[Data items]

· · ·

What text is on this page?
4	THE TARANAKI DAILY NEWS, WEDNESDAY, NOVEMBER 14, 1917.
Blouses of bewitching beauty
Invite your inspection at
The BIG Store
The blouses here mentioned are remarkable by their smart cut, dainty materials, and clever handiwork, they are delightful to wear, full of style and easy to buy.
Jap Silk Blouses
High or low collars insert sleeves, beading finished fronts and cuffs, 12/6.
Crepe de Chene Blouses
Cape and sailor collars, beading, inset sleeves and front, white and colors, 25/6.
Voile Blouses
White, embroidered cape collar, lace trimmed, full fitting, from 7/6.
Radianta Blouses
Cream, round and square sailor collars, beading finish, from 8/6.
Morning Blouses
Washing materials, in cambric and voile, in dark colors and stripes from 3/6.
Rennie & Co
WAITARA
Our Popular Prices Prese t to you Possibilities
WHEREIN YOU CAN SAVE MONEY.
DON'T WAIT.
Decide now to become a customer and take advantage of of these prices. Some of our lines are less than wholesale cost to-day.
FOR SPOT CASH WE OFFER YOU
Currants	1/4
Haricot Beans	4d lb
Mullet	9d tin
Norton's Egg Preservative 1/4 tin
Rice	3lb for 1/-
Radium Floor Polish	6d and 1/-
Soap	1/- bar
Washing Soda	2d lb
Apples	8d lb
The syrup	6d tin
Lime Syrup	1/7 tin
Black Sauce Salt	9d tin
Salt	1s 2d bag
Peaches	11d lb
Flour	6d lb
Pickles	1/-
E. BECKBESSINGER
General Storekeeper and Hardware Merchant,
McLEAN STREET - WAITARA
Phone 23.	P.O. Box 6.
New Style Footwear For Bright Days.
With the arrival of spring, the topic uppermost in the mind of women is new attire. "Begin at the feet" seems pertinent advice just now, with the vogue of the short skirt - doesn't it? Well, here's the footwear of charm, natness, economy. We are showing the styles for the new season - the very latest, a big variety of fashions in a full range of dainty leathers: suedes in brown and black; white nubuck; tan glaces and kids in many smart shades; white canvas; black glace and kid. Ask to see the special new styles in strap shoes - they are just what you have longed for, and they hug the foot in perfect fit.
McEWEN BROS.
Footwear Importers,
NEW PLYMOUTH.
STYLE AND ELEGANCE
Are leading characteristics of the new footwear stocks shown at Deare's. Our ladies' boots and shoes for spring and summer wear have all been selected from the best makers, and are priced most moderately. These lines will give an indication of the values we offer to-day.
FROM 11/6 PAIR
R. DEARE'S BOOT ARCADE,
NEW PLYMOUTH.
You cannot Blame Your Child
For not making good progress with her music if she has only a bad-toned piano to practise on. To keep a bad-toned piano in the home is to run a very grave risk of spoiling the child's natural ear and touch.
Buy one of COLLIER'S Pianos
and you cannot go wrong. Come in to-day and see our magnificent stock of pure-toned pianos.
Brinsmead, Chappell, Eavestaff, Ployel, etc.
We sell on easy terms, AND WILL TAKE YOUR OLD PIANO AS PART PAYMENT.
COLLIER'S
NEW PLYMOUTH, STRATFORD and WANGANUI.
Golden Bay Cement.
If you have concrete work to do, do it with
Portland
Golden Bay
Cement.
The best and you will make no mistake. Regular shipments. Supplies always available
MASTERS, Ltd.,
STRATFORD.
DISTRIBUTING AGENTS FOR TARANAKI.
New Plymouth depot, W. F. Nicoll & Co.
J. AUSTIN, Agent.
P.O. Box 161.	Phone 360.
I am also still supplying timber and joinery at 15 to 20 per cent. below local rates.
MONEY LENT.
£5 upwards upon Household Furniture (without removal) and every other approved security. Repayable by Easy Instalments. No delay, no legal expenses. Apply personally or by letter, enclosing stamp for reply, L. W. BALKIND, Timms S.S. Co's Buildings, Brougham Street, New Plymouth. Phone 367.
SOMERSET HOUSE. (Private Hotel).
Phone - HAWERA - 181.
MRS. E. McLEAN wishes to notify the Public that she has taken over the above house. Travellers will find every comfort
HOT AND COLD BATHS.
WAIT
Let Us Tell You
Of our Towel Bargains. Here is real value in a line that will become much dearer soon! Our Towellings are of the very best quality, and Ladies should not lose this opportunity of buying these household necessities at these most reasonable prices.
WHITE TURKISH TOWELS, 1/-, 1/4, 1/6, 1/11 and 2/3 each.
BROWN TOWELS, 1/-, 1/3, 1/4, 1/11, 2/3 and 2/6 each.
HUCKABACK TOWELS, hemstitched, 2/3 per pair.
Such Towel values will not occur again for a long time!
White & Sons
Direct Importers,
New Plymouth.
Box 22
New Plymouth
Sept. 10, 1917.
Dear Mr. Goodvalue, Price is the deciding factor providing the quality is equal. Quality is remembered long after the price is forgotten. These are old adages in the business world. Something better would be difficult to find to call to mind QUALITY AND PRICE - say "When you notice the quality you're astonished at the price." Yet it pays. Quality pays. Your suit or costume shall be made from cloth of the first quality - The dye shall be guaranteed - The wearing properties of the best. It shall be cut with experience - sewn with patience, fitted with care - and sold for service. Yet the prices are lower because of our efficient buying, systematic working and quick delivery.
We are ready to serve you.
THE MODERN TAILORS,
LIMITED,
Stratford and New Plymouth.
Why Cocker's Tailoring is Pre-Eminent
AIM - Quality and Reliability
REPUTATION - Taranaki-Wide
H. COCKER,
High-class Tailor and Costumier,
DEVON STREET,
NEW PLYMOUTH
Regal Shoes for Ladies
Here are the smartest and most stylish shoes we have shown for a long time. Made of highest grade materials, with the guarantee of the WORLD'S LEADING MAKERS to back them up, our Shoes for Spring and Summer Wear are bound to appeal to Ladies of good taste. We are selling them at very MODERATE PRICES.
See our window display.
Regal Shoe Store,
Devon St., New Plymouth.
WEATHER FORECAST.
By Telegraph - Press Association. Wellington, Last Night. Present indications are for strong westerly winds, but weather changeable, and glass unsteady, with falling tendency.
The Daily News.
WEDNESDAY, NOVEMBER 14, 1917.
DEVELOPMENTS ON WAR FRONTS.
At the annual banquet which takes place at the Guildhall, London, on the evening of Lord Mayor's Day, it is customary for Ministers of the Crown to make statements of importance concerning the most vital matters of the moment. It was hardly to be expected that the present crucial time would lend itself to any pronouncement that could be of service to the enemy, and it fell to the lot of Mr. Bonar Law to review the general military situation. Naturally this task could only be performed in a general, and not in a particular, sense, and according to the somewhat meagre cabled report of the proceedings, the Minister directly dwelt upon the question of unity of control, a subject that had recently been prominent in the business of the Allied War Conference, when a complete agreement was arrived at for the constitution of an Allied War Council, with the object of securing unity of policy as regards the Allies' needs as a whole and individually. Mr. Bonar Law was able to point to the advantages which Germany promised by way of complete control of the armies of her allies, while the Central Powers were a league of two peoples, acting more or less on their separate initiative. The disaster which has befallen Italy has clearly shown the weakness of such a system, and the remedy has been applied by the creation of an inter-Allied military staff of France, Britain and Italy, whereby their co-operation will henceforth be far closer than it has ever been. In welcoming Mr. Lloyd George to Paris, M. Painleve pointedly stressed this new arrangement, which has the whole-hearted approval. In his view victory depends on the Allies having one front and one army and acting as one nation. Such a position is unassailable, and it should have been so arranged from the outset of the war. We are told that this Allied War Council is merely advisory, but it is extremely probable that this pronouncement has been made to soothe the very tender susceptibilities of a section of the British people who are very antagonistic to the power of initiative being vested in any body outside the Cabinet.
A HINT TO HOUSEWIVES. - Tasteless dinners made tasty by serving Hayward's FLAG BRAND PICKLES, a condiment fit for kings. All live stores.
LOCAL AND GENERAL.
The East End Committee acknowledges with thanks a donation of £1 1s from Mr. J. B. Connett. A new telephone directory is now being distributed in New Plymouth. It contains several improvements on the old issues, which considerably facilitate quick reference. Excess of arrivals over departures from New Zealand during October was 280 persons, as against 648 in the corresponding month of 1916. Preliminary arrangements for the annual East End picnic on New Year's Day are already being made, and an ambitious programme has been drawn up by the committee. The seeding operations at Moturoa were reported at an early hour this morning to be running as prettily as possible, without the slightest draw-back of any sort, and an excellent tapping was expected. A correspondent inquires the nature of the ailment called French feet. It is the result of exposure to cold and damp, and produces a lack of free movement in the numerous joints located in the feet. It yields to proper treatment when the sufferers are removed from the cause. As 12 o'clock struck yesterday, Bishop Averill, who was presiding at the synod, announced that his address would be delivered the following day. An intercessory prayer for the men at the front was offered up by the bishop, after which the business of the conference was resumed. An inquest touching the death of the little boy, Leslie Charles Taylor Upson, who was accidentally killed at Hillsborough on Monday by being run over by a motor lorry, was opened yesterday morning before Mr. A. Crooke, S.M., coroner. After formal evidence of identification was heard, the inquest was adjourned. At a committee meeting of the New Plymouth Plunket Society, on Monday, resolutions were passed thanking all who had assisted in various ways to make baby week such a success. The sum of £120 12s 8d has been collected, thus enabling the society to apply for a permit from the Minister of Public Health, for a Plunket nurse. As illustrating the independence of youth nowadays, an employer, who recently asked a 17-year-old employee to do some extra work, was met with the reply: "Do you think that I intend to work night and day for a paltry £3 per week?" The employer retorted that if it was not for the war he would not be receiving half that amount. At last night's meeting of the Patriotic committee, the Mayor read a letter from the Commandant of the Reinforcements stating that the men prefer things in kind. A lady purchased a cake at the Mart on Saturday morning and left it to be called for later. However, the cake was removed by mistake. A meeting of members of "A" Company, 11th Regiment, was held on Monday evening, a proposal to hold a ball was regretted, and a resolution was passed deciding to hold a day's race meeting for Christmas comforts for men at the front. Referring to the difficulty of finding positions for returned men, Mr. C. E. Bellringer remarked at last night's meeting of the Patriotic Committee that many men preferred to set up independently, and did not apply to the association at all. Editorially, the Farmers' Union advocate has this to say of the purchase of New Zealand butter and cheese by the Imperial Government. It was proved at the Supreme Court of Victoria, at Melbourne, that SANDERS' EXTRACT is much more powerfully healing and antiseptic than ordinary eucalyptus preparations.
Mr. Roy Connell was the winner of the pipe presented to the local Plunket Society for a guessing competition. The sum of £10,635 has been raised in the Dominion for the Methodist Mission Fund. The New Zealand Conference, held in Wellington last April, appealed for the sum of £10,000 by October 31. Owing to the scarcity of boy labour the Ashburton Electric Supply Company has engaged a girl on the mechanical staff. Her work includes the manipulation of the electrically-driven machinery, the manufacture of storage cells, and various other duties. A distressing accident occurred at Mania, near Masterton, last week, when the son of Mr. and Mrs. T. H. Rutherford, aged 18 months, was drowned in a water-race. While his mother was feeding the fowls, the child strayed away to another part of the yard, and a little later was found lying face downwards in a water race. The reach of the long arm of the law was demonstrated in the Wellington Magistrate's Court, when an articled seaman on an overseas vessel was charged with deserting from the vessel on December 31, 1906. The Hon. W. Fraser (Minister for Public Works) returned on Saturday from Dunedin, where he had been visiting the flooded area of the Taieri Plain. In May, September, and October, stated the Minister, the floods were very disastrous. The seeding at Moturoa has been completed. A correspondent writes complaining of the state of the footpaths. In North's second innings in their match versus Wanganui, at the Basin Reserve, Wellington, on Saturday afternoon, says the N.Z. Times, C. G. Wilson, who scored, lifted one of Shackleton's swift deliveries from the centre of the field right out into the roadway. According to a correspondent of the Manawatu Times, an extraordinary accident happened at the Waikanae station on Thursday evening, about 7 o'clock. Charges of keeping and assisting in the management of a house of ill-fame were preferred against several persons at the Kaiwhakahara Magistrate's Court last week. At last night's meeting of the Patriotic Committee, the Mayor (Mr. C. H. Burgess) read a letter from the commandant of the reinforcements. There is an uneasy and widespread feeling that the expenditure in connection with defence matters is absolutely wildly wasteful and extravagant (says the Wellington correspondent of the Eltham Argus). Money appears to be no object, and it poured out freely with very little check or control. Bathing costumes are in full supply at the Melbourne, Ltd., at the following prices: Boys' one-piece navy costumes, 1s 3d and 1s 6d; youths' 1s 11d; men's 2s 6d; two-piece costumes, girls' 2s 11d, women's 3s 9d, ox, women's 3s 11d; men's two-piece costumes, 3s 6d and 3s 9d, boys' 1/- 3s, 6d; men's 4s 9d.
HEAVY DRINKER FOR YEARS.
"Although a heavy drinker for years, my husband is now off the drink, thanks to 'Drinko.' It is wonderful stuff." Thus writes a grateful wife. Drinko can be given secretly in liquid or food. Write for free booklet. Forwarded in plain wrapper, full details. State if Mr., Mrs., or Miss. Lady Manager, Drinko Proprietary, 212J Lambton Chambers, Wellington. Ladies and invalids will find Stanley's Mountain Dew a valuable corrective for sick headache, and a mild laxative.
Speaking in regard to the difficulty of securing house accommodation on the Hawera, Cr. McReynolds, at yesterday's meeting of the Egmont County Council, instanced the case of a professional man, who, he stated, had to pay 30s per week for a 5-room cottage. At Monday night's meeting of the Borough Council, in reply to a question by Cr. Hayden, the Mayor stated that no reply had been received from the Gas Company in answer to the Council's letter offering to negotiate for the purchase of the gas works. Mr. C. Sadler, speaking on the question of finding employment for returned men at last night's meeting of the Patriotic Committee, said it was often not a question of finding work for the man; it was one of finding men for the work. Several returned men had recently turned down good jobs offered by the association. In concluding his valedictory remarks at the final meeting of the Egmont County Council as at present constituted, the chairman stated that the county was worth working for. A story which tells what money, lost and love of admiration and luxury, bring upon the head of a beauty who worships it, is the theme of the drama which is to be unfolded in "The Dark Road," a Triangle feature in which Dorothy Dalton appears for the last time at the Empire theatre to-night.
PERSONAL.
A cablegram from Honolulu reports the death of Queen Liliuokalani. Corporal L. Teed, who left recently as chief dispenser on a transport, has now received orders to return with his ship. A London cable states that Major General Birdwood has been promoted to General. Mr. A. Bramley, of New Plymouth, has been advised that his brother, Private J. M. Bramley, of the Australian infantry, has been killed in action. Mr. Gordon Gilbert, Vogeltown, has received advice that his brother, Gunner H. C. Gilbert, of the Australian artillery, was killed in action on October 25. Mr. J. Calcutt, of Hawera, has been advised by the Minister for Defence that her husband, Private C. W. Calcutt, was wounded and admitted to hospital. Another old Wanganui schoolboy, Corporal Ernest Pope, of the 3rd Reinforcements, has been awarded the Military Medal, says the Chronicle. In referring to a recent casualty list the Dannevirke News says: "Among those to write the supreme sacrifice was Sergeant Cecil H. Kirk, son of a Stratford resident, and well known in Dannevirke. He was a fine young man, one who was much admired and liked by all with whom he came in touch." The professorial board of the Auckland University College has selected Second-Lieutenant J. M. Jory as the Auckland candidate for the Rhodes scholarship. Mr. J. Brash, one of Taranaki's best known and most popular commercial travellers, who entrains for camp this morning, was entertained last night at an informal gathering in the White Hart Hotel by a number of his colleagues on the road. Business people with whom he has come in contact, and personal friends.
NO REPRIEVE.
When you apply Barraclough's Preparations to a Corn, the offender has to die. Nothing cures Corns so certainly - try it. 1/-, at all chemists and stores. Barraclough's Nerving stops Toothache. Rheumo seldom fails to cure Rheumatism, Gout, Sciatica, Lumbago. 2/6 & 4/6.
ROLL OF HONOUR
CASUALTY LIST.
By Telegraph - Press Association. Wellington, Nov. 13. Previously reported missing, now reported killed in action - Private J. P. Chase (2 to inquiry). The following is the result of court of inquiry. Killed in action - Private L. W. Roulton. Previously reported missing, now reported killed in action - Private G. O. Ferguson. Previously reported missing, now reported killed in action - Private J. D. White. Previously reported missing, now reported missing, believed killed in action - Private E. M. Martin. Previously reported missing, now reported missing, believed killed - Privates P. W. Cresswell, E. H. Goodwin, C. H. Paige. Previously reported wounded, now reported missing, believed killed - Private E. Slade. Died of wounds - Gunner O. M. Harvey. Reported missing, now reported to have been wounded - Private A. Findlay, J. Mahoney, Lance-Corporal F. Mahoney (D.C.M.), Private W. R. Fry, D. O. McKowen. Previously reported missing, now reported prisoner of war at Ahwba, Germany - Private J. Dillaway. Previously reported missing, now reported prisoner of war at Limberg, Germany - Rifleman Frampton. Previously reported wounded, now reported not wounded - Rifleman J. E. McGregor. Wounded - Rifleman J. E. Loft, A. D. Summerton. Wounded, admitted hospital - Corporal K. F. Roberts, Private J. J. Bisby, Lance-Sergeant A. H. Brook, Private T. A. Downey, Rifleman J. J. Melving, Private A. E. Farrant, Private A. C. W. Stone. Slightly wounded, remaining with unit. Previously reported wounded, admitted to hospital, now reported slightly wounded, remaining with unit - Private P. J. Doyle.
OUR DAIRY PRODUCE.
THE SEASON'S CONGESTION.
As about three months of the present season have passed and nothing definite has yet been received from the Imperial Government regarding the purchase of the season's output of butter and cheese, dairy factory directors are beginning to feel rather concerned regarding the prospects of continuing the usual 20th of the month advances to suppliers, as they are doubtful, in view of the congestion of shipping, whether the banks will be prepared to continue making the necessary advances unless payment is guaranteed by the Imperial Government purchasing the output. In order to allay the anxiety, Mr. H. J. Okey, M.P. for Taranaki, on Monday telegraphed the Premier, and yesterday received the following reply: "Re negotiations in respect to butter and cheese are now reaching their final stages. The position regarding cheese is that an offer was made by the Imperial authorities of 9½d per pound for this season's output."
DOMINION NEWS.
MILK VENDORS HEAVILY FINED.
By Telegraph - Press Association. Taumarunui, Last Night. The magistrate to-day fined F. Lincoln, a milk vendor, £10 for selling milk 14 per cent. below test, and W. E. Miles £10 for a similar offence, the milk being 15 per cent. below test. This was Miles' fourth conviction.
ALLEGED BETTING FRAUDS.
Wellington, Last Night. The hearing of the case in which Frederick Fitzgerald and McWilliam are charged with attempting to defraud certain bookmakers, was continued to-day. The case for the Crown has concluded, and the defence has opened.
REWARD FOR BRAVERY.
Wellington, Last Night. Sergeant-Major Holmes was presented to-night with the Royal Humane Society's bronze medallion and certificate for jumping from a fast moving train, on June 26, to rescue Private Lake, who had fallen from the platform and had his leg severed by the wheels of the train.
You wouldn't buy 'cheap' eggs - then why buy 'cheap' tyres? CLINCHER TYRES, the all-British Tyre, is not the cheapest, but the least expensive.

· · ·

* Task brief *
Where a line in the entries holds the word "cannot", copy that line.

* Output of the task *
You cannot Blame Your Child
and you cannot go wrong. Come in to-day and see our magnificent stock of pure-toned pianos.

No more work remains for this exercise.